» **TO DO**
The entries below should be given again exactly, minus their pictures.

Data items
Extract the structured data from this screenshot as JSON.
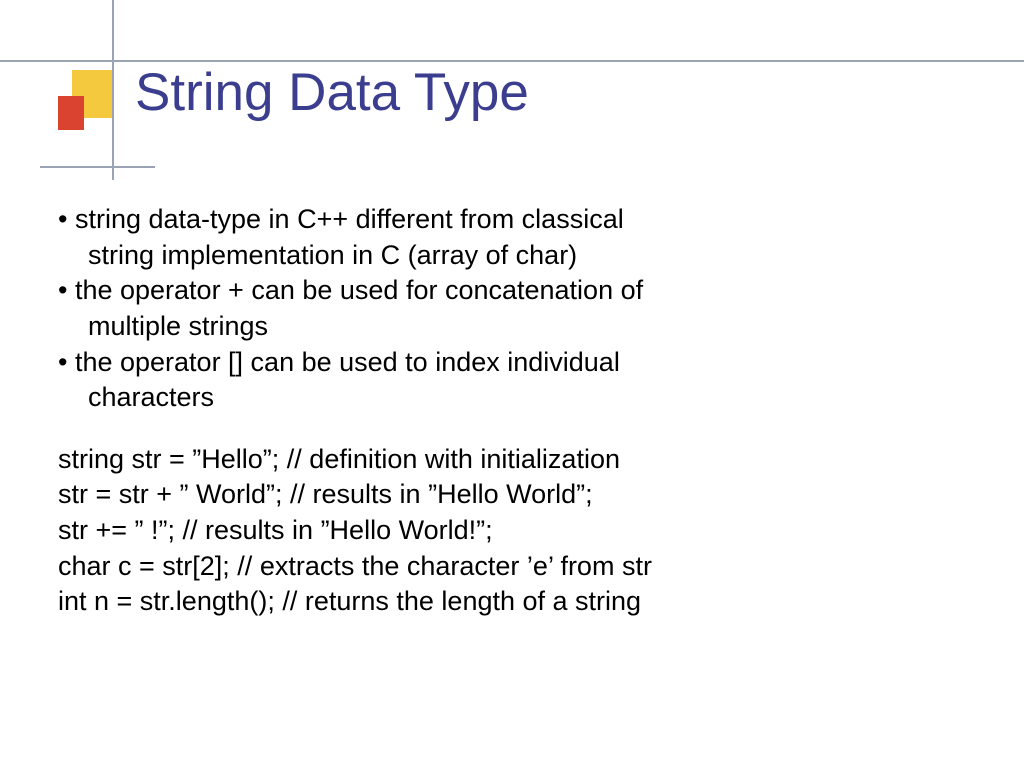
{
  "title": "String Data Type",
  "bullets": {
    "b1a": "• string data-type in C++ different from classical",
    "b1b": "string implementation in C (array of char)",
    "b2a": "• the operator + can be used for concatenation of",
    "b2b": "multiple strings",
    "b3a": "• the operator [] can be used to index individual",
    "b3b": "characters"
  },
  "code": {
    "l1": "string str = ”Hello”;    // definition with initialization",
    "l2": "str = str + ” World”;   // results in ”Hello World”;",
    "l3": "str += ” !”;                 // results in ”Hello World!”;",
    "l4": "char c = str[2];         // extracts the character ’e’ from str",
    "l5": "int n = str.length();   // returns the length of a string"
  }
}
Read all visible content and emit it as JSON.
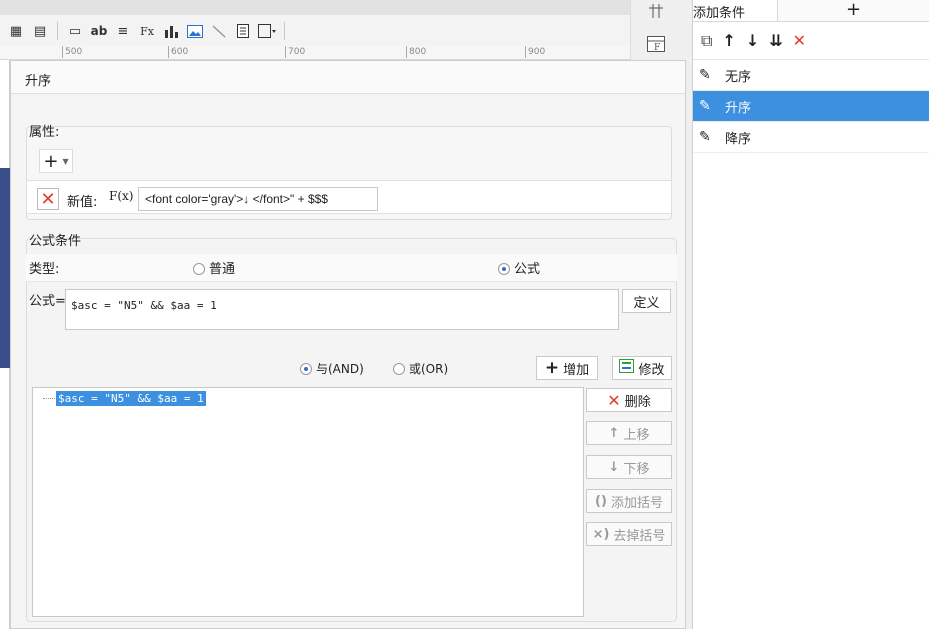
{
  "ruler": [
    "500",
    "600",
    "700",
    "800",
    "900"
  ],
  "side_icons": [
    "layout-icon",
    "formula-cell-icon"
  ],
  "right_panel": {
    "header": "添加条件",
    "add_symbol": "+",
    "tool_symbols": {
      "copy": "⧉",
      "up": "↑",
      "down": "↓",
      "bottom": "⇊",
      "delete": "✕"
    },
    "items": [
      {
        "label": "无序",
        "selected": false
      },
      {
        "label": "升序",
        "selected": true
      },
      {
        "label": "降序",
        "selected": false
      }
    ]
  },
  "dialog": {
    "title": "升序",
    "props": {
      "label": "属性:",
      "add_symbol": "+",
      "delete_symbol": "✕",
      "new_value_label": "新值:",
      "fx_label": "F(x)",
      "value": "<font color='gray'>↓ </font>\" + $$$"
    },
    "formula_cond": {
      "label": "公式条件",
      "type_label": "类型:",
      "opt_normal": "普通",
      "opt_formula": "公式",
      "formula_label": "公式=",
      "formula_text": "$asc = \"N5\" && $aa = 1",
      "define_btn": "定义"
    },
    "logic": {
      "and_label": "与(AND)",
      "or_label": "或(OR)",
      "add_btn": "增加",
      "modify_btn": "修改"
    },
    "condition_list": [
      "$asc = \"N5\" && $aa = 1"
    ],
    "side_buttons": {
      "delete": "删除",
      "up": "上移",
      "down": "下移",
      "add_paren": "添加括号",
      "remove_paren": "去掉括号"
    }
  },
  "colors": {
    "selected": "#3d8fe0",
    "delete_red": "#e23b2e",
    "accent_green": "#2e9e3a"
  }
}
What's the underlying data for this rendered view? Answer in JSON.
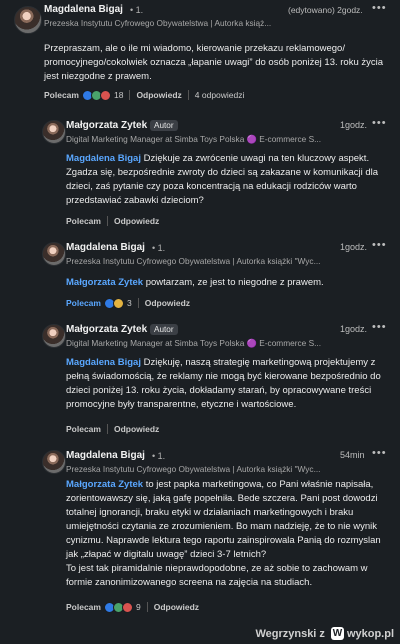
{
  "top": {
    "name": "Magdalena Bigaj",
    "degree": "• 1.",
    "subtitle": "Prezeska Instytutu Cyfrowego Obywatelstwa | Autorka książ...",
    "edited": "(edytowano) 2godz.",
    "text": "Przepraszam, ale o ile mi wiadomo, kierowanie przekazu reklamowego/ promocyjnego/cokolwiek oznacza „łapanie uwagi” do osób poniżej 13. roku życia jest niezgodne z prawem.",
    "like_label": "Polecam",
    "reaction_count": "18",
    "reply_label": "Odpowiedz",
    "reply_count": "4 odpowiedzi"
  },
  "replies": [
    {
      "name": "Małgorzata Zytek",
      "badge": "Autor",
      "subtitle": "Digital Marketing Manager at Simba Toys Polska 🟣 E-commerce S...",
      "time": "1godz.",
      "mention": "Magdalena Bigaj",
      "text": " Dziękuje za zwrócenie uwagi na ten kluczowy aspekt. Zgadza się, bezpośrednie zwroty do dzieci są zakazane w komunikacji dla dzieci, zaś pytanie czy poza koncentracją na edukacji rodziców warto przedstawiać zabawki dzieciom?",
      "like_label": "Polecam",
      "reply_label": "Odpowiedz"
    },
    {
      "name": "Magdalena Bigaj",
      "degree": "• 1.",
      "subtitle": "Prezeska Instytutu Cyfrowego Obywatelstwa | Autorka książki \"Wyc...",
      "time": "1godz.",
      "mention": "Małgorzata Zytek",
      "text": " powtarzam, ze jest to niegodne z prawem.",
      "like_label": "Polecam",
      "reaction_count": "3",
      "reply_label": "Odpowiedz"
    },
    {
      "name": "Małgorzata Zytek",
      "badge": "Autor",
      "subtitle": "Digital Marketing Manager at Simba Toys Polska 🟣 E-commerce S...",
      "time": "1godz.",
      "mention": "Magdalena Bigaj",
      "text": " Dziękuję, naszą strategię marketingową projektujemy z pełną świadomością, że reklamy nie mogą być kierowane bezpośrednio do dzieci poniżej 13. roku życia, dokładamy starań, by opracowywane treści promocyjne były transparentne, etyczne i wartościowe.",
      "like_label": "Polecam",
      "reply_label": "Odpowiedz"
    },
    {
      "name": "Magdalena Bigaj",
      "degree": "• 1.",
      "subtitle": "Prezeska Instytutu Cyfrowego Obywatelstwa | Autorka książki \"Wyc...",
      "time": "54min",
      "mention": "Małgorzata Zytek",
      "text": " to jest papka marketingowa, co Pani właśnie napisała, zorientowawszy się, jaką gafę popełniła. Bede szczera. Pani post dowodzi totalnej ignorancji, braku etyki w działaniach marketingowych i braku umiejętności czytania ze zrozumieniem. Bo mam nadzieję, że to nie wynik cynizmu. Naprawde lektura tego raportu zainspirowala Panią do rozmyslan jak „złapać w digitalu uwagę” dzieci 3-7 letnich?",
      "text2": "To jest tak piramidalnie nieprawdopodobne, ze aż sobie to zachowam w formie zanonimizowanego screena na zajęcia na studiach.",
      "like_label": "Polecam",
      "reaction_count": "9",
      "reply_label": "Odpowiedz"
    }
  ],
  "footer": {
    "user": "Wegrzynski z",
    "site": "wykop.pl",
    "logo_letter": "W"
  }
}
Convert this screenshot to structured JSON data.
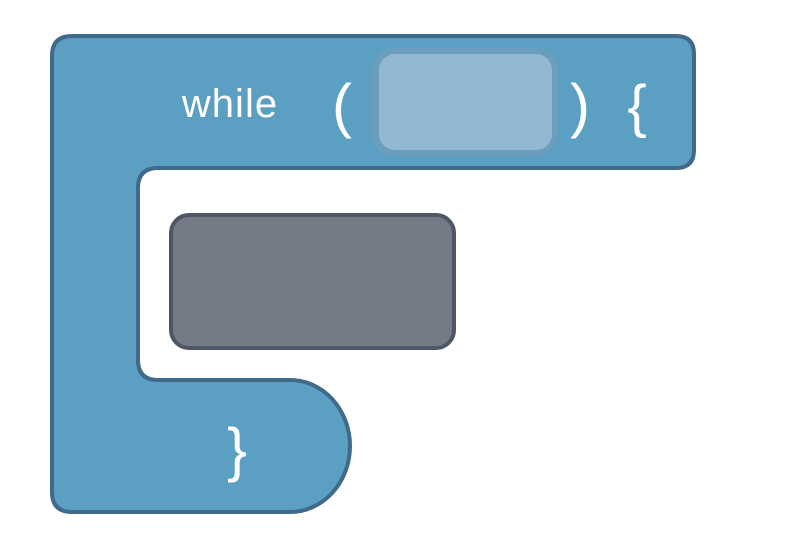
{
  "block": {
    "keyword": "while",
    "open_paren": "(",
    "close_paren": ")",
    "open_brace": "{",
    "close_brace": "}"
  },
  "colors": {
    "block_fill": "#5B9FC2",
    "block_stroke": "#40698A",
    "condition_slot_fill": "#93B8D1",
    "condition_slot_stroke": "#6F9DBC",
    "body_slot_fill": "#737B86",
    "body_slot_stroke": "#4F5766",
    "text": "#FFFFFF"
  }
}
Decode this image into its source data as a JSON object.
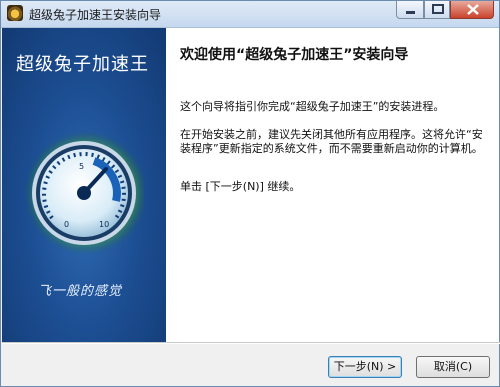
{
  "window": {
    "title": "超级兔子加速王安装向导"
  },
  "sidebar": {
    "brand": "超级兔子加速王",
    "slogan": "飞一般的感觉",
    "gauge_labels": [
      "0",
      "5",
      "10"
    ]
  },
  "content": {
    "heading": "欢迎使用“超级兔子加速王”安装向导",
    "paragraphs": [
      "这个向导将指引你完成“超级兔子加速王”的安装进程。",
      "在开始安装之前，建议先关闭其他所有应用程序。这将允许“安装程序”更新指定的系统文件，而不需要重新启动你的计算机。",
      "单击 [下一步(N)] 继续。"
    ]
  },
  "buttons": {
    "next": "下一步(N) >",
    "cancel": "取消(C)"
  }
}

» **RESPONSE TO THE TASK**
Extract the structured data from this screenshot as JSON.
{
  "title": "String Data Type",
  "bullets": {
    "b1a": "• string data-type in C++ different from classical",
    "b1b": "string implementation in C (array of char)",
    "b2a": "• the operator + can be used for concatenation of",
    "b2b": "multiple strings",
    "b3a": "• the operator [] can be used to index individual",
    "b3b": "characters"
  },
  "code": {
    "l1": "string str = ”Hello”;    // definition with initialization",
    "l2": "str = str + ” World”;   // results in ”Hello World”;",
    "l3": "str += ” !”;                 // results in ”Hello World!”;",
    "l4": "char c = str[2];         // extracts the character ’e’ from str",
    "l5": "int n = str.length();   // returns the length of a string"
  }
}
Read all visible content and emit it as JSON.
{
  "ruler": [
    "500",
    "600",
    "700",
    "800",
    "900"
  ],
  "side_icons": [
    "layout-icon",
    "formula-cell-icon"
  ],
  "right_panel": {
    "header": "添加条件",
    "add_symbol": "+",
    "tool_symbols": {
      "copy": "⧉",
      "up": "↑",
      "down": "↓",
      "bottom": "⇊",
      "delete": "✕"
    },
    "items": [
      {
        "label": "无序",
        "selected": false
      },
      {
        "label": "升序",
        "selected": true
      },
      {
        "label": "降序",
        "selected": false
      }
    ]
  },
  "dialog": {
    "title": "升序",
    "props": {
      "label": "属性:",
      "add_symbol": "+",
      "delete_symbol": "✕",
      "new_value_label": "新值:",
      "fx_label": "F(x)",
      "value": "<font color='gray'>↓ </font>\" + $$$"
    },
    "formula_cond": {
      "label": "公式条件",
      "type_label": "类型:",
      "opt_normal": "普通",
      "opt_formula": "公式",
      "formula_label": "公式=",
      "formula_text": "$asc = \"N5\" && $aa = 1",
      "define_btn": "定义"
    },
    "logic": {
      "and_label": "与(AND)",
      "or_label": "或(OR)",
      "add_btn": "增加",
      "modify_btn": "修改"
    },
    "condition_list": [
      "$asc = \"N5\" && $aa = 1"
    ],
    "side_buttons": {
      "delete": "删除",
      "up": "上移",
      "down": "下移",
      "add_paren": "添加括号",
      "remove_paren": "去掉括号"
    }
  },
  "colors": {
    "selected": "#3d8fe0",
    "delete_red": "#e23b2e",
    "accent_green": "#2e9e3a"
  }
}
What's the underlying data for this rendered view? Answer in JSON.
{
  "top": {
    "name": "Magdalena Bigaj",
    "degree": "• 1.",
    "subtitle": "Prezeska Instytutu Cyfrowego Obywatelstwa | Autorka książ...",
    "edited": "(edytowano) 2godz.",
    "text": "Przepraszam, ale o ile mi wiadomo, kierowanie przekazu reklamowego/ promocyjnego/cokolwiek oznacza „łapanie uwagi” do osób poniżej 13. roku życia jest niezgodne z prawem.",
    "like_label": "Polecam",
    "reaction_count": "18",
    "reply_label": "Odpowiedz",
    "reply_count": "4 odpowiedzi"
  },
  "replies": [
    {
      "name": "Małgorzata Zytek",
      "badge": "Autor",
      "subtitle": "Digital Marketing Manager at Simba Toys Polska 🟣 E-commerce S...",
      "time": "1godz.",
      "mention": "Magdalena Bigaj",
      "text": " Dziękuje za zwrócenie uwagi na ten kluczowy aspekt. Zgadza się, bezpośrednie zwroty do dzieci są zakazane w komunikacji dla dzieci, zaś pytanie czy poza koncentracją na edukacji rodziców warto przedstawiać zabawki dzieciom?",
      "like_label": "Polecam",
      "reply_label": "Odpowiedz"
    },
    {
      "name": "Magdalena Bigaj",
      "degree": "• 1.",
      "subtitle": "Prezeska Instytutu Cyfrowego Obywatelstwa | Autorka książki \"Wyc...",
      "time": "1godz.",
      "mention": "Małgorzata Zytek",
      "text": " powtarzam, ze jest to niegodne z prawem.",
      "like_label": "Polecam",
      "reaction_count": "3",
      "reply_label": "Odpowiedz"
    },
    {
      "name": "Małgorzata Zytek",
      "badge": "Autor",
      "subtitle": "Digital Marketing Manager at Simba Toys Polska 🟣 E-commerce S...",
      "time": "1godz.",
      "mention": "Magdalena Bigaj",
      "text": " Dziękuję, naszą strategię marketingową projektujemy z pełną świadomością, że reklamy nie mogą być kierowane bezpośrednio do dzieci poniżej 13. roku życia, dokładamy starań, by opracowywane treści promocyjne były transparentne, etyczne i wartościowe.",
      "like_label": "Polecam",
      "reply_label": "Odpowiedz"
    },
    {
      "name": "Magdalena Bigaj",
      "degree": "• 1.",
      "subtitle": "Prezeska Instytutu Cyfrowego Obywatelstwa | Autorka książki \"Wyc...",
      "time": "54min",
      "mention": "Małgorzata Zytek",
      "text": " to jest papka marketingowa, co Pani właśnie napisała, zorientowawszy się, jaką gafę popełniła. Bede szczera. Pani post dowodzi totalnej ignorancji, braku etyki w działaniach marketingowych i braku umiejętności czytania ze zrozumieniem. Bo mam nadzieję, że to nie wynik cynizmu. Naprawde lektura tego raportu zainspirowala Panią do rozmyslan jak „złapać w digitalu uwagę” dzieci 3-7 letnich?",
      "text2": "To jest tak piramidalnie nieprawdopodobne, ze aż sobie to zachowam w formie zanonimizowanego screena na zajęcia na studiach.",
      "like_label": "Polecam",
      "reaction_count": "9",
      "reply_label": "Odpowiedz"
    }
  ],
  "footer": {
    "user": "Wegrzynski z",
    "site": "wykop.pl",
    "logo_letter": "W"
  }
}
Convert this screenshot to structured JSON data.
{
  "block": {
    "keyword": "while",
    "open_paren": "(",
    "close_paren": ")",
    "open_brace": "{",
    "close_brace": "}"
  },
  "colors": {
    "block_fill": "#5B9FC2",
    "block_stroke": "#40698A",
    "condition_slot_fill": "#93B8D1",
    "condition_slot_stroke": "#6F9DBC",
    "body_slot_fill": "#737B86",
    "body_slot_stroke": "#4F5766",
    "text": "#FFFFFF"
  }
}
Decode this image into its source data as a JSON object.
{
  "window": {
    "title": "超级兔子加速王安装向导"
  },
  "sidebar": {
    "brand": "超级兔子加速王",
    "slogan": "飞一般的感觉",
    "gauge_labels": [
      "0",
      "5",
      "10"
    ]
  },
  "content": {
    "heading": "欢迎使用“超级兔子加速王”安装向导",
    "paragraphs": [
      "这个向导将指引你完成“超级兔子加速王”的安装进程。",
      "在开始安装之前，建议先关闭其他所有应用程序。这将允许“安装程序”更新指定的系统文件，而不需要重新启动你的计算机。",
      "单击 [下一步(N)] 继续。"
    ]
  },
  "buttons": {
    "next": "下一步(N) >",
    "cancel": "取消(C)"
  }
}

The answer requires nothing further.